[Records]
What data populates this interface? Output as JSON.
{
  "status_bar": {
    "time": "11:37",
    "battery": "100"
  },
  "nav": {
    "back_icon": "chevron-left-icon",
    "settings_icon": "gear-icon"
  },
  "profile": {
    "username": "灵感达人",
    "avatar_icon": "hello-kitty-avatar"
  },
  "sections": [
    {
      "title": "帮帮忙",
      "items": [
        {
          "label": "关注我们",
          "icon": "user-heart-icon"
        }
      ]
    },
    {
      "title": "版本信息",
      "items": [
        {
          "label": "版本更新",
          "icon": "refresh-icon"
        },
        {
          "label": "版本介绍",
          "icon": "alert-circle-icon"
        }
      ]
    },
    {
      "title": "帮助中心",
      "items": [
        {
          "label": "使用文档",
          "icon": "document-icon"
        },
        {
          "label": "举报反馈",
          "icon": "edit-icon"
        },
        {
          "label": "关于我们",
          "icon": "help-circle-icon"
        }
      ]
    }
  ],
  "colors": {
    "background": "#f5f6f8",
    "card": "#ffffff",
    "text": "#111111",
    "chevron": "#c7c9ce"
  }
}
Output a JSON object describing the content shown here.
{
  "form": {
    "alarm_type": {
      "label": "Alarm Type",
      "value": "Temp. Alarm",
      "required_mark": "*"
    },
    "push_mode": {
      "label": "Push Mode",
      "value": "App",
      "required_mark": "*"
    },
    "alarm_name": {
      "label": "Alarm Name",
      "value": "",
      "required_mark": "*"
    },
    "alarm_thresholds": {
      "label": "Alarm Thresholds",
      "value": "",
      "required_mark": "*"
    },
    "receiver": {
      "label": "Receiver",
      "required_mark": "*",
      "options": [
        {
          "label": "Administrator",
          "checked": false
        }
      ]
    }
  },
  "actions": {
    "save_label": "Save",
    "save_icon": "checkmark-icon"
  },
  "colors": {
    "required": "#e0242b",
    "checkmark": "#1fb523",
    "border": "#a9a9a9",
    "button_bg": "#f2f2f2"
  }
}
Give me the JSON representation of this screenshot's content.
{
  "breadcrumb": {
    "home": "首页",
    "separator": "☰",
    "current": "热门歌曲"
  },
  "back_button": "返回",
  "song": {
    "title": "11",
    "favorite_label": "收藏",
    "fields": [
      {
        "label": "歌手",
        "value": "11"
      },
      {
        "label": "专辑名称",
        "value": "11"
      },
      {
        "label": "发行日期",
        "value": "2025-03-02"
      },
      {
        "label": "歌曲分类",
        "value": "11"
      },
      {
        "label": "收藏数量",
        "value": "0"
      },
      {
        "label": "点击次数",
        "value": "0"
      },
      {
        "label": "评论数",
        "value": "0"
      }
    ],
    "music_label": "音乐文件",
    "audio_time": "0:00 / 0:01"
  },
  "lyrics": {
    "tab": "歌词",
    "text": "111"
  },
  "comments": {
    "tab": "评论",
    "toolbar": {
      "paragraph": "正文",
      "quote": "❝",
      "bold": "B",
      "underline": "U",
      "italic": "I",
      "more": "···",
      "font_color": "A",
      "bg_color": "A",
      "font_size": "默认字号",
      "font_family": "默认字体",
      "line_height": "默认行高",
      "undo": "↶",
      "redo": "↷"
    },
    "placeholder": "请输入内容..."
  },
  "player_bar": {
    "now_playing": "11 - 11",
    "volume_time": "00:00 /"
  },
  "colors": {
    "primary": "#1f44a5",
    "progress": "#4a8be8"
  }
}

What you will do: The listing above should be transcribed in full, exactly as written.

Full solution:
What data populates this interface? Output as JSON.
{
  "status_bar": {
    "time": "11:37",
    "battery": "100"
  },
  "nav": {
    "back_icon": "chevron-left-icon",
    "settings_icon": "gear-icon"
  },
  "profile": {
    "username": "灵感达人",
    "avatar_icon": "hello-kitty-avatar"
  },
  "sections": [
    {
      "title": "帮帮忙",
      "items": [
        {
          "label": "关注我们",
          "icon": "user-heart-icon"
        }
      ]
    },
    {
      "title": "版本信息",
      "items": [
        {
          "label": "版本更新",
          "icon": "refresh-icon"
        },
        {
          "label": "版本介绍",
          "icon": "alert-circle-icon"
        }
      ]
    },
    {
      "title": "帮助中心",
      "items": [
        {
          "label": "使用文档",
          "icon": "document-icon"
        },
        {
          "label": "举报反馈",
          "icon": "edit-icon"
        },
        {
          "label": "关于我们",
          "icon": "help-circle-icon"
        }
      ]
    }
  ],
  "colors": {
    "background": "#f5f6f8",
    "card": "#ffffff",
    "text": "#111111",
    "chevron": "#c7c9ce"
  }
}
Output a JSON object describing the content shown here.
{
  "form": {
    "alarm_type": {
      "label": "Alarm Type",
      "value": "Temp. Alarm",
      "required_mark": "*"
    },
    "push_mode": {
      "label": "Push Mode",
      "value": "App",
      "required_mark": "*"
    },
    "alarm_name": {
      "label": "Alarm Name",
      "value": "",
      "required_mark": "*"
    },
    "alarm_thresholds": {
      "label": "Alarm Thresholds",
      "value": "",
      "required_mark": "*"
    },
    "receiver": {
      "label": "Receiver",
      "required_mark": "*",
      "options": [
        {
          "label": "Administrator",
          "checked": false
        }
      ]
    }
  },
  "actions": {
    "save_label": "Save",
    "save_icon": "checkmark-icon"
  },
  "colors": {
    "required": "#e0242b",
    "checkmark": "#1fb523",
    "border": "#a9a9a9",
    "button_bg": "#f2f2f2"
  }
}
Give me the JSON representation of this screenshot's content.
{
  "breadcrumb": {
    "home": "首页",
    "separator": "☰",
    "current": "热门歌曲"
  },
  "back_button": "返回",
  "song": {
    "title": "11",
    "favorite_label": "收藏",
    "fields": [
      {
        "label": "歌手",
        "value": "11"
      },
      {
        "label": "专辑名称",
        "value": "11"
      },
      {
        "label": "发行日期",
        "value": "2025-03-02"
      },
      {
        "label": "歌曲分类",
        "value": "11"
      },
      {
        "label": "收藏数量",
        "value": "0"
      },
      {
        "label": "点击次数",
        "value": "0"
      },
      {
        "label": "评论数",
        "value": "0"
      }
    ],
    "music_label": "音乐文件",
    "audio_time": "0:00 / 0:01"
  },
  "lyrics": {
    "tab": "歌词",
    "text": "111"
  },
  "comments": {
    "tab": "评论",
    "toolbar": {
      "paragraph": "正文",
      "quote": "❝",
      "bold": "B",
      "underline": "U",
      "italic": "I",
      "more": "···",
      "font_color": "A",
      "bg_color": "A",
      "font_size": "默认字号",
      "font_family": "默认字体",
      "line_height": "默认行高",
      "undo": "↶",
      "redo": "↷"
    },
    "placeholder": "请输入内容..."
  },
  "player_bar": {
    "now_playing": "11 - 11",
    "volume_time": "00:00 /"
  },
  "colors": {
    "primary": "#1f44a5",
    "progress": "#4a8be8"
  }
}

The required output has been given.